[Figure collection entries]
+ + + + + + +

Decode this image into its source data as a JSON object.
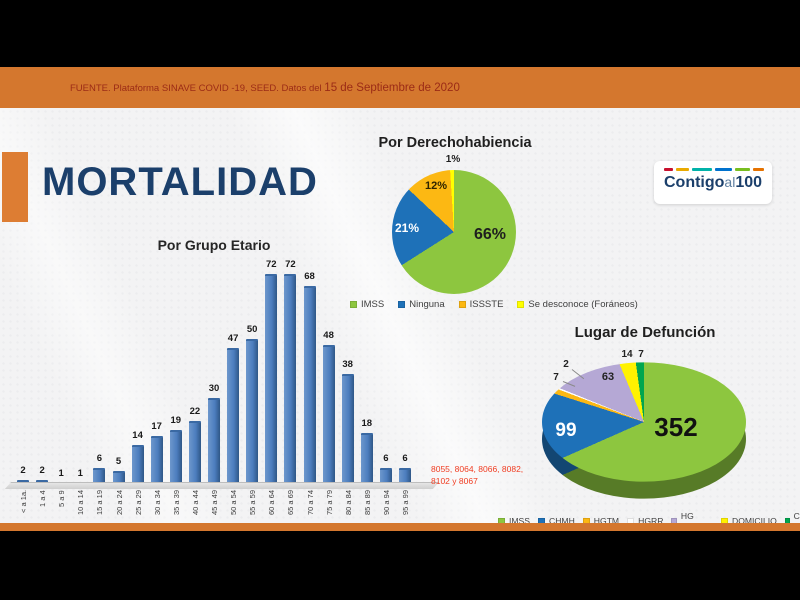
{
  "banner": {
    "prefix": "FUENTE. Plataforma SINAVE COVID -19, SEED. Datos del ",
    "date": "15 de Septiembre de 2020"
  },
  "page_title": "MORTALIDAD",
  "logo": {
    "part1": "Contigo",
    "part2": "al",
    "part3": "100"
  },
  "footnote": {
    "line1": "8055, 8064, 8066, 8082,",
    "line2": "8102 y 8067"
  },
  "colors": {
    "banner_orange": "#d4772e",
    "accent_orange": "#dd7d33",
    "title_navy": "#1b3f6b",
    "bar_blue": "#4d7ebf"
  },
  "chart_data": [
    {
      "type": "bar",
      "title": "Por Grupo Etario",
      "categories": [
        "< a 1a.",
        "1 a 4",
        "5 a 9",
        "10 a 14",
        "15 a 19",
        "20 a 24",
        "25 a 29",
        "30 a 34",
        "35 a 39",
        "40 a 44",
        "45 a 49",
        "50 a 54",
        "55 a 59",
        "60 a 64",
        "65 a 69",
        "70 a 74",
        "75 a 79",
        "80 a 84",
        "85 a 89",
        "90 a 94",
        "95 a 99"
      ],
      "values": [
        2,
        2,
        1,
        1,
        6,
        5,
        14,
        17,
        19,
        22,
        30,
        47,
        50,
        72,
        72,
        68,
        48,
        38,
        18,
        6,
        6
      ],
      "xlabel": "",
      "ylabel": "",
      "ylim": [
        0,
        72
      ],
      "grid": false,
      "bar_color": "#4d7ebf",
      "value_labels": true
    },
    {
      "type": "pie",
      "title": "Por Derechohabiencia",
      "labels": [
        "IMSS",
        "Ninguna",
        "ISSSTE",
        "Se desconoce (Foráneos)"
      ],
      "values": [
        66,
        21,
        12,
        1
      ],
      "slice_labels": [
        "66%",
        "21%",
        "12%",
        "1%"
      ],
      "colors": [
        "#8dc63f",
        "#1e71b8",
        "#fcb813",
        "#ffff00"
      ],
      "legend_position": "bottom"
    },
    {
      "type": "pie",
      "style": "3d",
      "title": "Lugar de Defunción",
      "labels": [
        "IMSS",
        "CHMH",
        "HGTM",
        "HGRR",
        "HG ISSSTE",
        "DOMICILIO",
        "CLINICA PRIVADA"
      ],
      "values": [
        352,
        99,
        7,
        2,
        63,
        14,
        7
      ],
      "colors": [
        "#8dc63f",
        "#1e71b8",
        "#fcb813",
        "#fdfdfd",
        "#b5a8d5",
        "#fff200",
        "#00a64f"
      ],
      "legend_position": "bottom"
    }
  ]
}
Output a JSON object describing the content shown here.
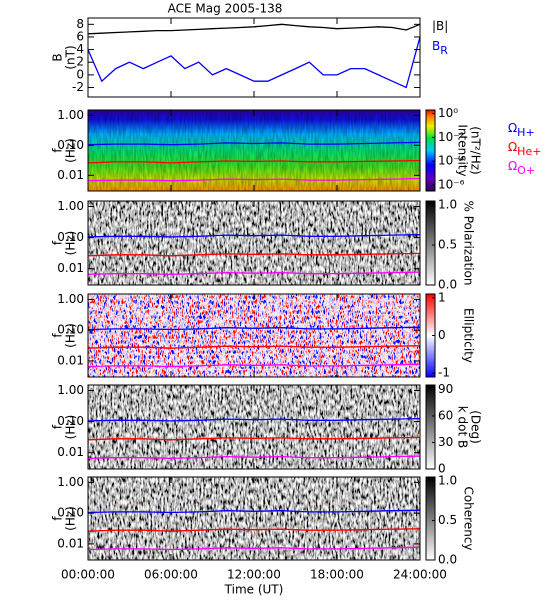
{
  "chart_data": [
    {
      "type": "line",
      "title": "ACE Mag 2005-138",
      "ylabel": [
        "B",
        "(nT)"
      ],
      "x": [
        0,
        1,
        2,
        3,
        4,
        5,
        6,
        7,
        8,
        9,
        10,
        11,
        12,
        13,
        14,
        15,
        16,
        17,
        18,
        19,
        20,
        21,
        22,
        23,
        24
      ],
      "ylim": [
        -3.5,
        9
      ],
      "yticks": [
        -2,
        0,
        2,
        4,
        6,
        8
      ],
      "series": [
        {
          "name": "|B|",
          "color": "#000000",
          "values": [
            6.5,
            6.6,
            6.7,
            6.8,
            6.9,
            7.0,
            7.0,
            7.1,
            7.2,
            7.3,
            7.4,
            7.5,
            7.6,
            7.8,
            8.0,
            7.8,
            7.6,
            7.5,
            7.3,
            7.4,
            7.5,
            7.6,
            7.5,
            7.1,
            8.0
          ]
        },
        {
          "name": "B",
          "subscript": "R",
          "color": "#0000ff",
          "values": [
            4,
            -1,
            1,
            2,
            1,
            2,
            3,
            1,
            2,
            0,
            1,
            0,
            -1,
            -1,
            0,
            1,
            2,
            0,
            0,
            1,
            1,
            0,
            -1,
            -2,
            6
          ]
        }
      ]
    },
    {
      "type": "spectrogram",
      "ylabel": [
        "f",
        "(Hz)"
      ],
      "colormap": "rainbow",
      "log_y": true,
      "x": [
        0,
        2,
        4,
        6,
        8,
        10,
        12,
        14,
        16,
        18,
        20,
        22,
        24
      ],
      "ylim": [
        0.003,
        1.5
      ],
      "yticks": [
        0.01,
        {
          "value": 0.1,
          "label": "0.10"
        },
        {
          "value": 1,
          "label": "1.00"
        }
      ],
      "clim": [
        -6.5,
        0.3
      ],
      "cticks": [
        {
          "value": 0,
          "label": "10⁰"
        },
        {
          "value": -2,
          "label": "10⁻²"
        },
        {
          "value": -4,
          "label": "10⁻⁴"
        },
        {
          "value": -6,
          "label": "10⁻⁶"
        }
      ],
      "clabel": [
        "Intensity",
        "(nT²/Hz)"
      ],
      "series": [
        {
          "name": "Ω",
          "subscript": "H+",
          "color": "#0000ff",
          "values": [
            0.105,
            0.11,
            0.11,
            0.105,
            0.11,
            0.12,
            0.115,
            0.12,
            0.11,
            0.11,
            0.115,
            0.12,
            0.125
          ]
        },
        {
          "name": "Ω",
          "subscript": "He+",
          "color": "#ff0000",
          "values": [
            0.026,
            0.028,
            0.028,
            0.026,
            0.028,
            0.03,
            0.029,
            0.03,
            0.028,
            0.028,
            0.029,
            0.03,
            0.031
          ]
        },
        {
          "name": "Ω",
          "subscript": "O+",
          "color": "#ff00ff",
          "values": [
            0.0066,
            0.0069,
            0.0069,
            0.0066,
            0.0069,
            0.0075,
            0.0072,
            0.0075,
            0.0069,
            0.0069,
            0.0072,
            0.0075,
            0.0078
          ]
        }
      ]
    },
    {
      "type": "spectrogram",
      "ylabel": [
        "f",
        "(Hz)"
      ],
      "colormap": "gray",
      "log_y": true,
      "x": [
        0,
        2,
        4,
        6,
        8,
        10,
        12,
        14,
        16,
        18,
        20,
        22,
        24
      ],
      "ylim": [
        0.003,
        1.5
      ],
      "yticks": [
        0.01,
        {
          "value": 0.1,
          "label": "0.10"
        },
        {
          "value": 1,
          "label": "1.00"
        }
      ],
      "clim": [
        0,
        1.05
      ],
      "cticks": [
        {
          "value": 0,
          "label": "0.0"
        },
        0.5,
        {
          "value": 1,
          "label": "1.0"
        }
      ],
      "clabel": [
        "% Polarization"
      ],
      "series": [
        {
          "color": "#0000ff",
          "values": [
            0.105,
            0.11,
            0.11,
            0.105,
            0.11,
            0.12,
            0.115,
            0.12,
            0.11,
            0.11,
            0.115,
            0.12,
            0.125
          ]
        },
        {
          "color": "#ff0000",
          "values": [
            0.026,
            0.028,
            0.028,
            0.026,
            0.028,
            0.03,
            0.029,
            0.03,
            0.028,
            0.028,
            0.029,
            0.03,
            0.031
          ]
        },
        {
          "color": "#ff00ff",
          "values": [
            0.0066,
            0.0069,
            0.0069,
            0.0066,
            0.0069,
            0.0075,
            0.0072,
            0.0075,
            0.0069,
            0.0069,
            0.0072,
            0.0075,
            0.0078
          ]
        }
      ]
    },
    {
      "type": "spectrogram",
      "ylabel": [
        "f",
        "(Hz)"
      ],
      "colormap": "bwr",
      "log_y": true,
      "x": [
        0,
        2,
        4,
        6,
        8,
        10,
        12,
        14,
        16,
        18,
        20,
        22,
        24
      ],
      "ylim": [
        0.003,
        1.5
      ],
      "yticks": [
        0.01,
        {
          "value": 0.1,
          "label": "0.10"
        },
        {
          "value": 1,
          "label": "1.00"
        }
      ],
      "clim": [
        -1.1,
        1.1
      ],
      "cticks": [
        -1,
        0,
        1
      ],
      "clabel": [
        "Ellipticity"
      ],
      "series": [
        {
          "color": "#0000ff",
          "values": [
            0.105,
            0.11,
            0.11,
            0.105,
            0.11,
            0.12,
            0.115,
            0.12,
            0.11,
            0.11,
            0.115,
            0.12,
            0.125
          ]
        },
        {
          "color": "#ff0000",
          "values": [
            0.026,
            0.028,
            0.028,
            0.026,
            0.028,
            0.03,
            0.029,
            0.03,
            0.028,
            0.028,
            0.029,
            0.03,
            0.031
          ]
        },
        {
          "color": "#ff00ff",
          "values": [
            0.0066,
            0.0069,
            0.0069,
            0.0066,
            0.0069,
            0.0075,
            0.0072,
            0.0075,
            0.0069,
            0.0069,
            0.0072,
            0.0075,
            0.0078
          ]
        }
      ]
    },
    {
      "type": "spectrogram",
      "ylabel": [
        "f",
        "(Hz)"
      ],
      "colormap": "gray",
      "log_y": true,
      "x": [
        0,
        2,
        4,
        6,
        8,
        10,
        12,
        14,
        16,
        18,
        20,
        22,
        24
      ],
      "ylim": [
        0.003,
        1.5
      ],
      "yticks": [
        0.01,
        {
          "value": 0.1,
          "label": "0.10"
        },
        {
          "value": 1,
          "label": "1.00"
        }
      ],
      "clim": [
        0,
        95
      ],
      "cticks": [
        0,
        30,
        60,
        90
      ],
      "clabel": [
        "k dot B",
        "(Deg)"
      ],
      "series": [
        {
          "color": "#0000ff",
          "values": [
            0.105,
            0.11,
            0.11,
            0.105,
            0.11,
            0.12,
            0.115,
            0.12,
            0.11,
            0.11,
            0.115,
            0.12,
            0.125
          ]
        },
        {
          "color": "#ff0000",
          "values": [
            0.026,
            0.028,
            0.028,
            0.026,
            0.028,
            0.03,
            0.029,
            0.03,
            0.028,
            0.028,
            0.029,
            0.03,
            0.031
          ]
        },
        {
          "color": "#ff00ff",
          "values": [
            0.0066,
            0.0069,
            0.0069,
            0.0066,
            0.0069,
            0.0075,
            0.0072,
            0.0075,
            0.0069,
            0.0069,
            0.0072,
            0.0075,
            0.0078
          ]
        }
      ]
    },
    {
      "type": "spectrogram",
      "ylabel": [
        "f",
        "(Hz)"
      ],
      "colormap": "gray",
      "log_y": true,
      "x": [
        0,
        2,
        4,
        6,
        8,
        10,
        12,
        14,
        16,
        18,
        20,
        22,
        24
      ],
      "ylim": [
        0.003,
        1.5
      ],
      "yticks": [
        0.01,
        {
          "value": 0.1,
          "label": "0.10"
        },
        {
          "value": 1,
          "label": "1.00"
        }
      ],
      "clim": [
        0,
        1.05
      ],
      "cticks": [
        {
          "value": 0,
          "label": "0.0"
        },
        0.5,
        {
          "value": 1,
          "label": "1.0"
        }
      ],
      "clabel": [
        "Coherency"
      ],
      "xlim": [
        0,
        24
      ],
      "xlabel": "Time (UT)",
      "xticks": [
        {
          "value": 0,
          "label": "00:00:00"
        },
        {
          "value": 6,
          "label": "06:00:00"
        },
        {
          "value": 12,
          "label": "12:00:00"
        },
        {
          "value": 18,
          "label": "18:00:00"
        },
        {
          "value": 24,
          "label": "24:00:00"
        }
      ],
      "series": [
        {
          "color": "#0000ff",
          "values": [
            0.105,
            0.11,
            0.11,
            0.105,
            0.11,
            0.12,
            0.115,
            0.12,
            0.11,
            0.11,
            0.115,
            0.12,
            0.125
          ]
        },
        {
          "color": "#ff0000",
          "values": [
            0.026,
            0.028,
            0.028,
            0.026,
            0.028,
            0.03,
            0.029,
            0.03,
            0.028,
            0.028,
            0.029,
            0.03,
            0.031
          ]
        },
        {
          "color": "#ff00ff",
          "values": [
            0.0066,
            0.0069,
            0.0069,
            0.0066,
            0.0069,
            0.0075,
            0.0072,
            0.0075,
            0.0069,
            0.0069,
            0.0072,
            0.0075,
            0.0078
          ]
        }
      ]
    }
  ]
}
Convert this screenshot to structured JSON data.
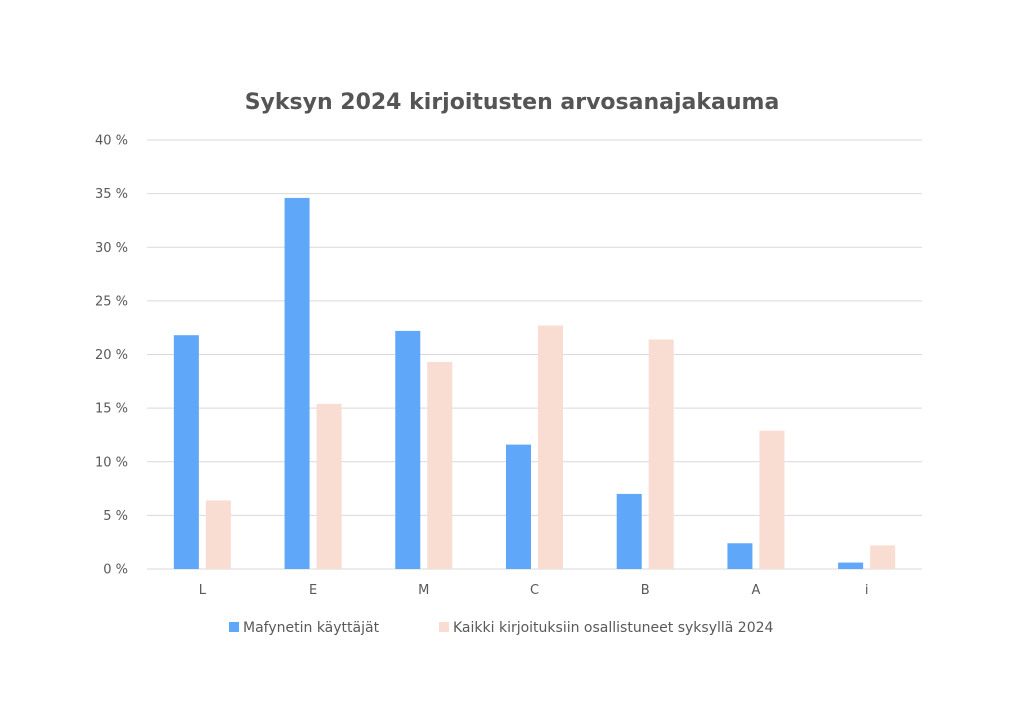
{
  "chart_data": {
    "type": "bar",
    "title": "Syksyn 2024 kirjoitusten arvosanajakauma",
    "xlabel": "",
    "ylabel": "",
    "categories": [
      "L",
      "E",
      "M",
      "C",
      "B",
      "A",
      "i"
    ],
    "ylim": [
      0,
      40
    ],
    "yticks": [
      0,
      5,
      10,
      15,
      20,
      25,
      30,
      35,
      40
    ],
    "ytick_labels": [
      "0 %",
      "5 %",
      "10 %",
      "15 %",
      "20 %",
      "25 %",
      "30 %",
      "35 %",
      "40 %"
    ],
    "grid": true,
    "legend_position": "bottom",
    "series": [
      {
        "name": "Mafynetin käyttäjät",
        "color": "#5fa8f9",
        "values": [
          21.8,
          34.6,
          22.2,
          11.6,
          7.0,
          2.4,
          0.6
        ]
      },
      {
        "name": "Kaikki kirjoituksiin osallistuneet syksyllä 2024",
        "color": "#f9ddd3",
        "values": [
          6.4,
          15.4,
          19.3,
          22.7,
          21.4,
          12.9,
          2.2
        ]
      }
    ]
  }
}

+ + + + + + +

Objective:
Transcribe exactly the portion of the material above that runs from the line containing "Convert this screenshot" through its last line, omitting all pictures.

Response for this exercise:
Convert this screenshot to structured JSON data.
{
  "chart_data": {
    "type": "bar",
    "title": "Syksyn 2024 kirjoitusten arvosanajakauma",
    "xlabel": "",
    "ylabel": "",
    "categories": [
      "L",
      "E",
      "M",
      "C",
      "B",
      "A",
      "i"
    ],
    "ylim": [
      0,
      40
    ],
    "yticks": [
      0,
      5,
      10,
      15,
      20,
      25,
      30,
      35,
      40
    ],
    "ytick_labels": [
      "0 %",
      "5 %",
      "10 %",
      "15 %",
      "20 %",
      "25 %",
      "30 %",
      "35 %",
      "40 %"
    ],
    "grid": true,
    "legend_position": "bottom",
    "series": [
      {
        "name": "Mafynetin käyttäjät",
        "color": "#5fa8f9",
        "values": [
          21.8,
          34.6,
          22.2,
          11.6,
          7.0,
          2.4,
          0.6
        ]
      },
      {
        "name": "Kaikki kirjoituksiin osallistuneet syksyllä 2024",
        "color": "#f9ddd3",
        "values": [
          6.4,
          15.4,
          19.3,
          22.7,
          21.4,
          12.9,
          2.2
        ]
      }
    ]
  }
}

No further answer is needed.